=== REQUIRED WORK ===
Go through the lines below. Copy those with "labels".

=== STORED RECORDS ===

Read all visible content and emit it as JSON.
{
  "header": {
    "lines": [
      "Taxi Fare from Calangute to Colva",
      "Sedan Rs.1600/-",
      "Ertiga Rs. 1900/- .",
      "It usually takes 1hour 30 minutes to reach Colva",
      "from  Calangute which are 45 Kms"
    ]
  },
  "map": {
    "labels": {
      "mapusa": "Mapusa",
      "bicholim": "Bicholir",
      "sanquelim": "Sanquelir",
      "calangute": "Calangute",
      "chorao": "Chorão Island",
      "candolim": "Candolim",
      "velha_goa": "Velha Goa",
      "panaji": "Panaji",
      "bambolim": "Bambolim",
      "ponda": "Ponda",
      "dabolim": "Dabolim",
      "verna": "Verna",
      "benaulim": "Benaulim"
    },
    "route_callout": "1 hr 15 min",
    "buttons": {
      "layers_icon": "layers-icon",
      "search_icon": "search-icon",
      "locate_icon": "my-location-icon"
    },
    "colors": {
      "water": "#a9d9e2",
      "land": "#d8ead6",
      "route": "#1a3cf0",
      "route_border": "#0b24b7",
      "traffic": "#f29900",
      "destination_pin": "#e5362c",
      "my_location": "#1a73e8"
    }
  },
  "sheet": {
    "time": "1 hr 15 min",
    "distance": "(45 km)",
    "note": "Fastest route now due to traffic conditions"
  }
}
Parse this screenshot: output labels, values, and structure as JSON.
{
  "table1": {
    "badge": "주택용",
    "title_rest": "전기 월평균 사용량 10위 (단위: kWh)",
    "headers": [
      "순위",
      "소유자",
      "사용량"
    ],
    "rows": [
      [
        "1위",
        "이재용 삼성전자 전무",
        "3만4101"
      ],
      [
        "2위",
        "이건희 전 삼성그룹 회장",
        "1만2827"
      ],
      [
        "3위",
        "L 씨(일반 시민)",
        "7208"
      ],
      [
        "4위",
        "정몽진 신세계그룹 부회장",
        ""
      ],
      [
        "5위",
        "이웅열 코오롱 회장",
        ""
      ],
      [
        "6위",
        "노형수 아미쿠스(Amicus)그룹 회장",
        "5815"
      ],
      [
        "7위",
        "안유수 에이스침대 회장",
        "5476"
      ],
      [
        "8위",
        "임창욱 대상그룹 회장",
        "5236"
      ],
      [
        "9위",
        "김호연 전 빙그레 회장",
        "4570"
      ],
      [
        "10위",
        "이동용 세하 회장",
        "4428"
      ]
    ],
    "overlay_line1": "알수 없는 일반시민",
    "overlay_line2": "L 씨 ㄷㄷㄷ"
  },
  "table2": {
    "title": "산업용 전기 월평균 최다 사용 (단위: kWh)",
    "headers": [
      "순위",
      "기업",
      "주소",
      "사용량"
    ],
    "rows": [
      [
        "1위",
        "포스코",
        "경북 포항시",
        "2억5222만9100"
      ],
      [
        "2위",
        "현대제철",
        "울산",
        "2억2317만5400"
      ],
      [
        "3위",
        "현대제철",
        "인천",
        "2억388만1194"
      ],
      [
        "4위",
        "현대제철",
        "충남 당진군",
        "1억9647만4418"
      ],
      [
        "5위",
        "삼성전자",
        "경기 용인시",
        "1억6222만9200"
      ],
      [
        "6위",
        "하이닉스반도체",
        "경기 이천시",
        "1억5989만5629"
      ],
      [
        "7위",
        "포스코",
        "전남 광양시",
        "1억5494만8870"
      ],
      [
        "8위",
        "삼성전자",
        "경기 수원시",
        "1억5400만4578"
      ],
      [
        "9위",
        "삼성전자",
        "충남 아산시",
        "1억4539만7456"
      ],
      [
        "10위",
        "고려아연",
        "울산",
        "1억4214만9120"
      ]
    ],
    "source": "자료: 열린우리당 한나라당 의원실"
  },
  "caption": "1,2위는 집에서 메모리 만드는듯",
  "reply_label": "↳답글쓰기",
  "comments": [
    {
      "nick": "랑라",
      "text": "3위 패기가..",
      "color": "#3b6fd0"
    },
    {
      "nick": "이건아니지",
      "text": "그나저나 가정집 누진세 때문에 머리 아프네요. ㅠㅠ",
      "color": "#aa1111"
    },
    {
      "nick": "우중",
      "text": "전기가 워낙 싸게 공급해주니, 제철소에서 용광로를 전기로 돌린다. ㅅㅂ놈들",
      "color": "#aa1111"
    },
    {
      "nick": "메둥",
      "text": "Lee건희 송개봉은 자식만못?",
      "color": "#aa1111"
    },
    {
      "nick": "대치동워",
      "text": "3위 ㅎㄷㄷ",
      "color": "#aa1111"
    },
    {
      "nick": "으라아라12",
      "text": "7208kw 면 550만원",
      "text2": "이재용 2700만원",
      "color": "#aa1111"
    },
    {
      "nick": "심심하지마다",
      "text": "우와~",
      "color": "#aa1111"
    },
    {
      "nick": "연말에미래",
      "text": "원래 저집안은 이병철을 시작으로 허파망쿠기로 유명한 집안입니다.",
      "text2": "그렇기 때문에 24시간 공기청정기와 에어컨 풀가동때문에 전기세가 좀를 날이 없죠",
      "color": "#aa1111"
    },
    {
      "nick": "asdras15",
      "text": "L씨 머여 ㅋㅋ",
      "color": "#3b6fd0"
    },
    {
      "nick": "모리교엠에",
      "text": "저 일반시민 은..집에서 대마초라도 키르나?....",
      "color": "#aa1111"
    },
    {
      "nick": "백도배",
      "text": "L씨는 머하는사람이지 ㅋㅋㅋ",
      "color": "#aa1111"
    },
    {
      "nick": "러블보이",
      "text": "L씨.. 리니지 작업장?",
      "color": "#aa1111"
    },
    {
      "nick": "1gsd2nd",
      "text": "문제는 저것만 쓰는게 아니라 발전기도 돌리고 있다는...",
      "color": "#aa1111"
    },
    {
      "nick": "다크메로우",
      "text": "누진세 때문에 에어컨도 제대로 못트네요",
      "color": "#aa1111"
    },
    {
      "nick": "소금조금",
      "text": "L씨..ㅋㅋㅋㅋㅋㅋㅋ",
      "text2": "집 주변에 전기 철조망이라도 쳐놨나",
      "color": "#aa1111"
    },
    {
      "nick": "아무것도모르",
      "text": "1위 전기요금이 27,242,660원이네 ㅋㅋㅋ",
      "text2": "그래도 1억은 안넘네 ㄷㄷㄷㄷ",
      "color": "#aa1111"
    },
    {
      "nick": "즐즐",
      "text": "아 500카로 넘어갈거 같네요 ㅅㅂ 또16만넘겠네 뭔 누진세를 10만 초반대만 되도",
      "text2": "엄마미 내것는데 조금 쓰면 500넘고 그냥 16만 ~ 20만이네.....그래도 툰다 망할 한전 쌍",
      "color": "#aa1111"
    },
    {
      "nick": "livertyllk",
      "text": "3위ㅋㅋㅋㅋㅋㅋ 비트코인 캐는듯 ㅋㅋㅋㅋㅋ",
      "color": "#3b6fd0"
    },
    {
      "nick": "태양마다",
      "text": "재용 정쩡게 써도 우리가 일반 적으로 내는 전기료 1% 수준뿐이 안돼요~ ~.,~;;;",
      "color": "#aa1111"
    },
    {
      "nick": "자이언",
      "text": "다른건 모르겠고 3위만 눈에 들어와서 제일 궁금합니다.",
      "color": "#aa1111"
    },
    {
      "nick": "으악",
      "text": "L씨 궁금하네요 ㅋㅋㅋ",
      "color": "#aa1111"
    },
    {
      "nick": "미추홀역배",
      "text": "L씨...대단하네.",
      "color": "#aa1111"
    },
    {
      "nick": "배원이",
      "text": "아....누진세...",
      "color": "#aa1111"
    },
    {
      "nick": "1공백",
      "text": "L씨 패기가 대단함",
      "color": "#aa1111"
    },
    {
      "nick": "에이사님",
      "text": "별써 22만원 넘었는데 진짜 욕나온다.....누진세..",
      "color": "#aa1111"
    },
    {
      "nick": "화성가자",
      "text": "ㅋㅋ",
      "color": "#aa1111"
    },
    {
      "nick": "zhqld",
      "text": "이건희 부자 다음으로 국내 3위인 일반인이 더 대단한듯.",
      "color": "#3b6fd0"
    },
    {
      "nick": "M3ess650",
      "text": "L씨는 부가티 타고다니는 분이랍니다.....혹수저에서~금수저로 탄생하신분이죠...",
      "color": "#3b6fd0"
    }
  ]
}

=== ANSWER ===
    "labels": {
Parse this screenshot: output labels, values, and structure as JSON.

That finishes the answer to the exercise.